--- START OF Records shown ---

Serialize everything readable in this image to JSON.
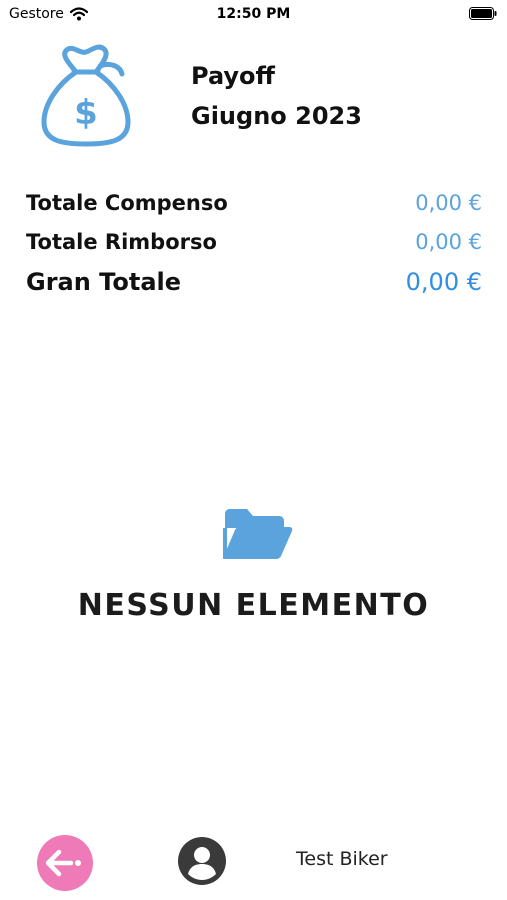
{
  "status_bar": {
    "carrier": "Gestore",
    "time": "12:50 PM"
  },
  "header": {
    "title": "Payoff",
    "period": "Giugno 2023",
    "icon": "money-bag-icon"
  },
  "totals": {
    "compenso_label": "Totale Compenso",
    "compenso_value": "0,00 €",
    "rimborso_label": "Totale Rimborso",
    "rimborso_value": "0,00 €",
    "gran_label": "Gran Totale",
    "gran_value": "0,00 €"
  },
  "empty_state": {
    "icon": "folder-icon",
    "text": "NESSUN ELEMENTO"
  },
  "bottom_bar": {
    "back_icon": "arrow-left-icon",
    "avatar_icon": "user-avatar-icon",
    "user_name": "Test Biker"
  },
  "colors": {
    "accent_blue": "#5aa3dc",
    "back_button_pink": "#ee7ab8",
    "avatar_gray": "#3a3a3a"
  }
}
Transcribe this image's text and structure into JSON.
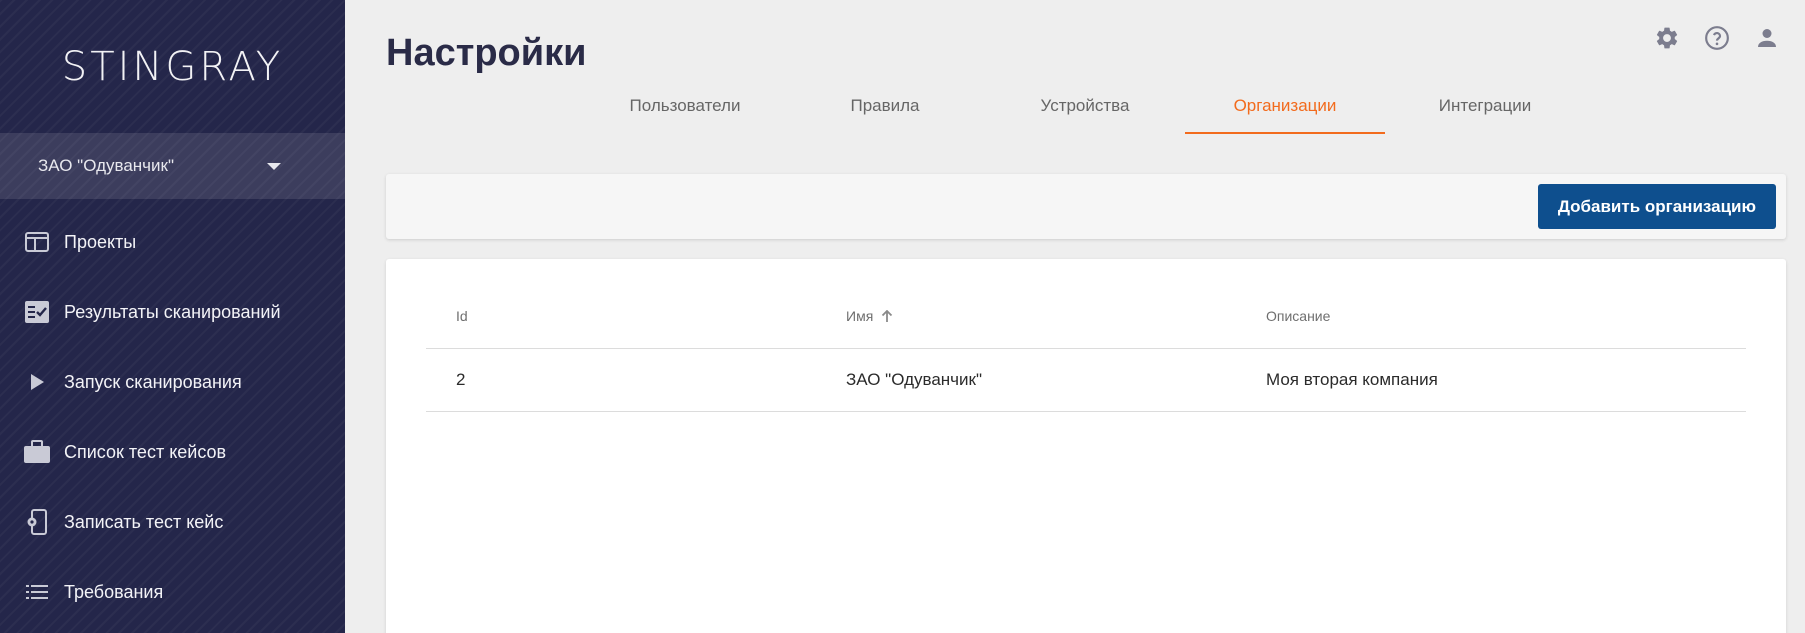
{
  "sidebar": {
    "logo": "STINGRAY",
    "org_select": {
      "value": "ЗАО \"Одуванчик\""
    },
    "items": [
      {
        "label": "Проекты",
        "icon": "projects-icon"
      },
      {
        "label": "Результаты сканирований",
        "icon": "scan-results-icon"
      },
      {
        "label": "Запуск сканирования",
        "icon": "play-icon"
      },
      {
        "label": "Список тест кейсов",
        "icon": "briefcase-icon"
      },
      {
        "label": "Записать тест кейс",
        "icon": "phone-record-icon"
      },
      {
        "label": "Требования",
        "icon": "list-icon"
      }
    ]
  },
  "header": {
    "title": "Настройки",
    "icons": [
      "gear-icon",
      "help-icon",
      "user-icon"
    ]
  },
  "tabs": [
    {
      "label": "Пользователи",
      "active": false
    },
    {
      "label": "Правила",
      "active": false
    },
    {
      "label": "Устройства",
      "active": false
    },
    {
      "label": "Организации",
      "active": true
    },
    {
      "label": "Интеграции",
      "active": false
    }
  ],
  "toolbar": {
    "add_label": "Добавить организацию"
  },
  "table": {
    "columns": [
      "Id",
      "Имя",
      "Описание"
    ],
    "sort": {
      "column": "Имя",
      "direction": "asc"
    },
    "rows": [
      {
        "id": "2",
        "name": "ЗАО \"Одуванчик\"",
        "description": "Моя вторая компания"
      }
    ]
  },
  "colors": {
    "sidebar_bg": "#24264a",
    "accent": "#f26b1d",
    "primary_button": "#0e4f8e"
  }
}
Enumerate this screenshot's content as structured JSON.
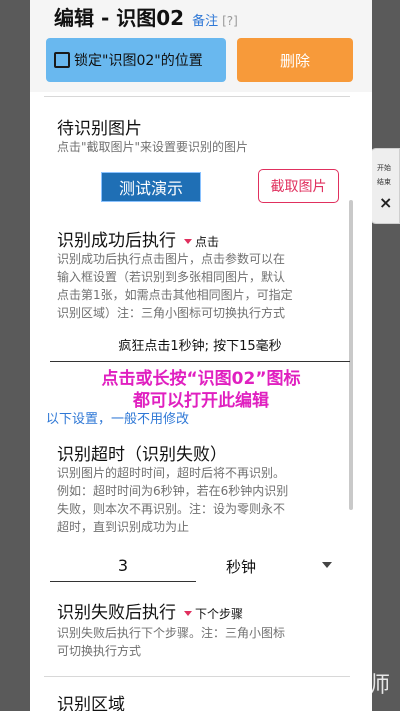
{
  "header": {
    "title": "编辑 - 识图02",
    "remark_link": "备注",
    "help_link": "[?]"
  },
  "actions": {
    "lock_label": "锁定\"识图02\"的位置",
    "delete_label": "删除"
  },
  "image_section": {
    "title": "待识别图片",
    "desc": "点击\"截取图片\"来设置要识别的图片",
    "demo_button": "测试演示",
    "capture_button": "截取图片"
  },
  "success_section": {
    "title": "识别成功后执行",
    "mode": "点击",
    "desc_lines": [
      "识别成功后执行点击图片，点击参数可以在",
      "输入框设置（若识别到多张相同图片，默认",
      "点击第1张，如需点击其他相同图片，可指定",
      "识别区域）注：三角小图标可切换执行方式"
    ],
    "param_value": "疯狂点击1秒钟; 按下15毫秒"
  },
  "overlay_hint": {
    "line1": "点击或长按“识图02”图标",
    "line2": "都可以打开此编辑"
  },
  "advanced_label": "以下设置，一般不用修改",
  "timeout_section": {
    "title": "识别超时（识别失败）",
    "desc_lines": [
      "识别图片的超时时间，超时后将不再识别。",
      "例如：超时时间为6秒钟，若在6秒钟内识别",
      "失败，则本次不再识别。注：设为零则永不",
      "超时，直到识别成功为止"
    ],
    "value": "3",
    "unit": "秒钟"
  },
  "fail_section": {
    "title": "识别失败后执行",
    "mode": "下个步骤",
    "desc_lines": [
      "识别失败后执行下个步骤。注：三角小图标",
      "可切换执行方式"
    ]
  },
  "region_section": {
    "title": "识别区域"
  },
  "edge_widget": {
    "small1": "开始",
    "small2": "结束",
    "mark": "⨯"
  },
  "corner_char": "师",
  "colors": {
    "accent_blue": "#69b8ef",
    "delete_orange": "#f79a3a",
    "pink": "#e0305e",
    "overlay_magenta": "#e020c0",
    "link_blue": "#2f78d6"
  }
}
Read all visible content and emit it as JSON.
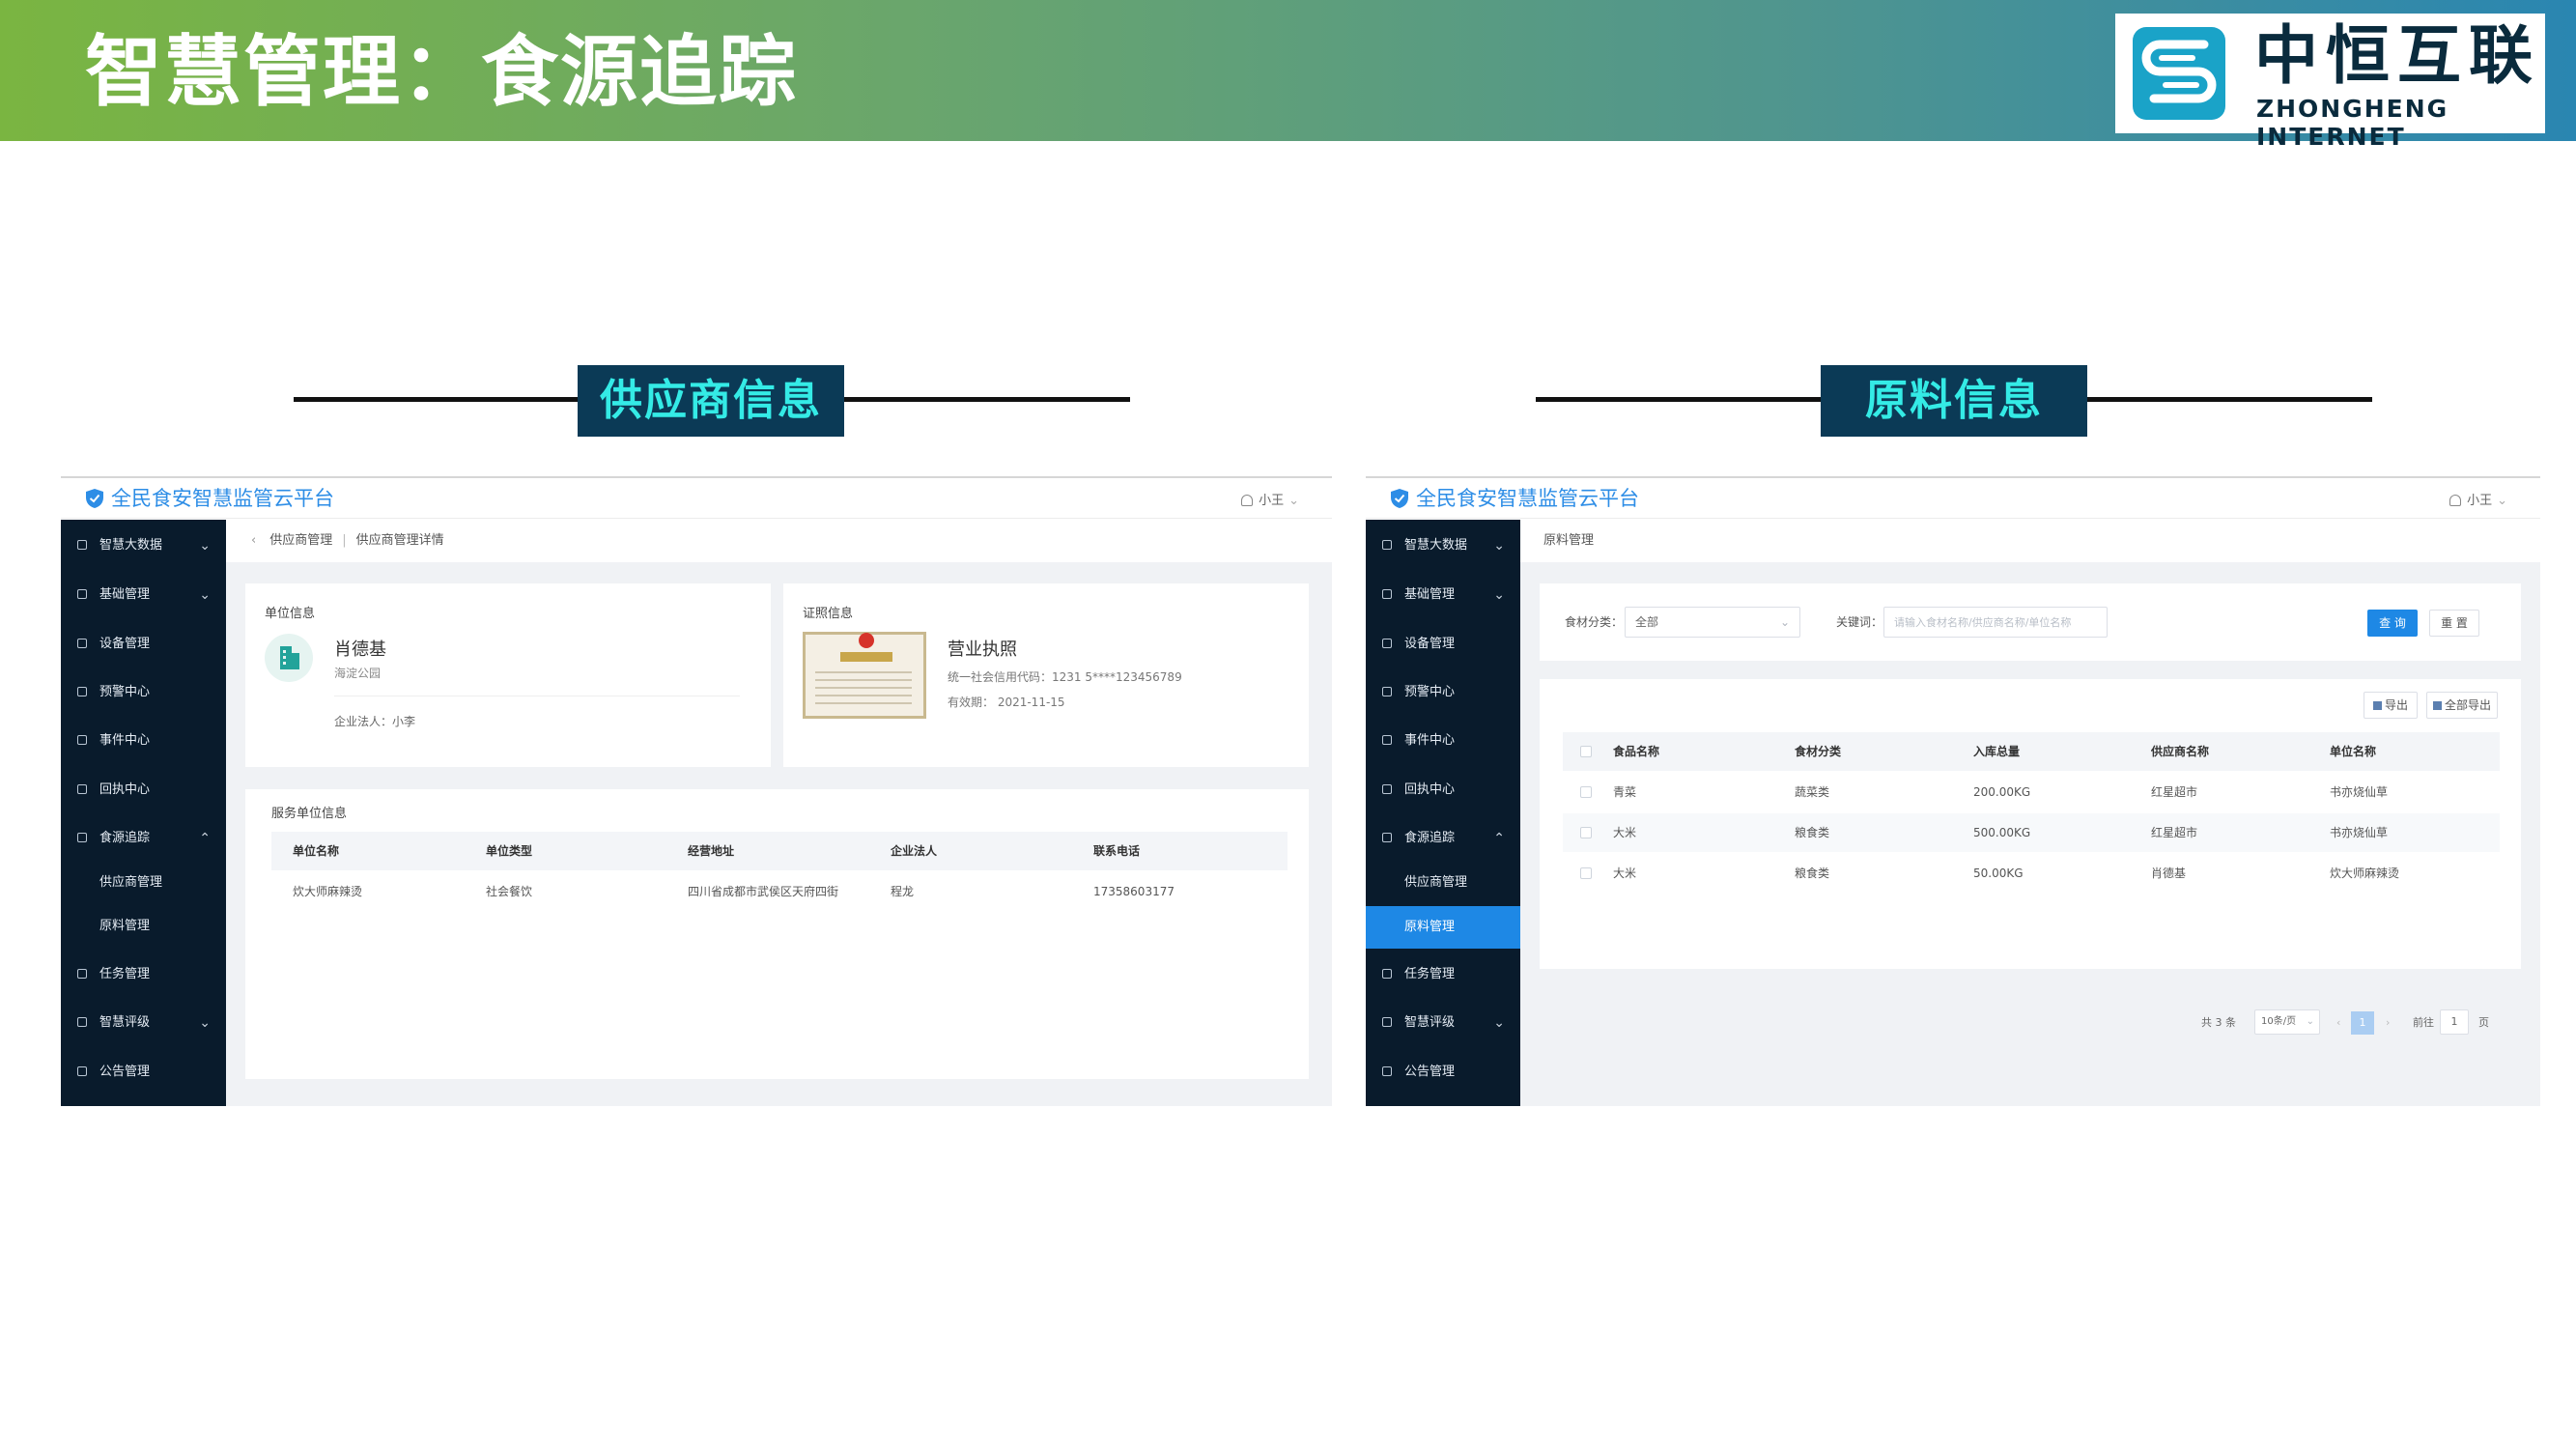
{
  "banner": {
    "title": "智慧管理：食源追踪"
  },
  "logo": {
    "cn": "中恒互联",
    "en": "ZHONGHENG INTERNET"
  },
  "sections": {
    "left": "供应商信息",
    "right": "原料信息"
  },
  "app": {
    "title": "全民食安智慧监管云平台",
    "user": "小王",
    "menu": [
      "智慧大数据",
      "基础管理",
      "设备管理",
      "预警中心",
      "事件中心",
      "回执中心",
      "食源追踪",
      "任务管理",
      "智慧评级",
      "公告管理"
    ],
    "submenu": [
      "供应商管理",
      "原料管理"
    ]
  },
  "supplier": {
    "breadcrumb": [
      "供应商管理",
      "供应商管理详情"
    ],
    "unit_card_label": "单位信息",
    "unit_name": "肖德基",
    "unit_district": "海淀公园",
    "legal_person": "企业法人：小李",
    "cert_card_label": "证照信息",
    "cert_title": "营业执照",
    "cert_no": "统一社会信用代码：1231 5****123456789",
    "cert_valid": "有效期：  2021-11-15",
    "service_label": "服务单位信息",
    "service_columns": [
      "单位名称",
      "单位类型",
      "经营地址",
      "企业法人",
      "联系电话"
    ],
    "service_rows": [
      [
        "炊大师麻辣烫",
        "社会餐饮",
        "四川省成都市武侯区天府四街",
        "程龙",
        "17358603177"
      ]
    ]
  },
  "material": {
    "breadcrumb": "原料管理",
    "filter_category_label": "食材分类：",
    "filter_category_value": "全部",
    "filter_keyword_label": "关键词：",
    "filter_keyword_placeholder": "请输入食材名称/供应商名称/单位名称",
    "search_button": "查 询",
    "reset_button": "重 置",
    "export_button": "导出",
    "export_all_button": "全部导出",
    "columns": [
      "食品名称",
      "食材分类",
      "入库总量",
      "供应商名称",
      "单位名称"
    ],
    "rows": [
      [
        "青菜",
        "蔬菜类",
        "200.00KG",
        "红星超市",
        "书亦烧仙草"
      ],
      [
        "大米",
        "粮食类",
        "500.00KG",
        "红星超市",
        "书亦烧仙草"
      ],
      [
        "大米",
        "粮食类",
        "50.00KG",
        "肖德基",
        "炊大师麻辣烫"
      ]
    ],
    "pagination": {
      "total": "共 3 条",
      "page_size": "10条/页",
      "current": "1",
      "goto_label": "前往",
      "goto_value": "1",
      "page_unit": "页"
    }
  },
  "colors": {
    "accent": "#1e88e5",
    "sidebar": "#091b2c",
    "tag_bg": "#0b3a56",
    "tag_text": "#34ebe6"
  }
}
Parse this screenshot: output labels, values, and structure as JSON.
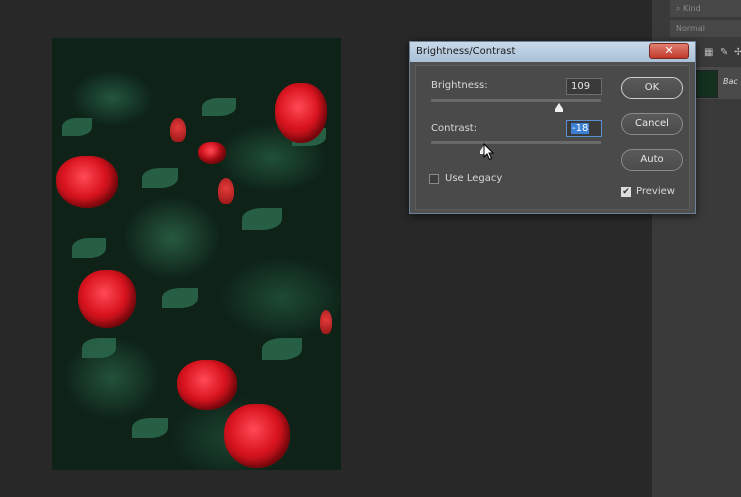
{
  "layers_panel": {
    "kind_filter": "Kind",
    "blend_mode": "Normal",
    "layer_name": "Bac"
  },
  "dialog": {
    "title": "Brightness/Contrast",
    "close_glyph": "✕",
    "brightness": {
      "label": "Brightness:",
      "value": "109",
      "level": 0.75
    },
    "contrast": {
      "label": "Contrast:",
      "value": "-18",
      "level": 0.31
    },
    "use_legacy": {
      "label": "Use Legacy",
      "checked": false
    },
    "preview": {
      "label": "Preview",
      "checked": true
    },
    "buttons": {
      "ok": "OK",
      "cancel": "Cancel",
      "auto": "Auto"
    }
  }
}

--- END OF Records shown ---

Task goal ::
Identify and list each line with the word "left".

Answer for the task ::
    "back_icon": "arrow-left-icon",
    "left": "供应商信息",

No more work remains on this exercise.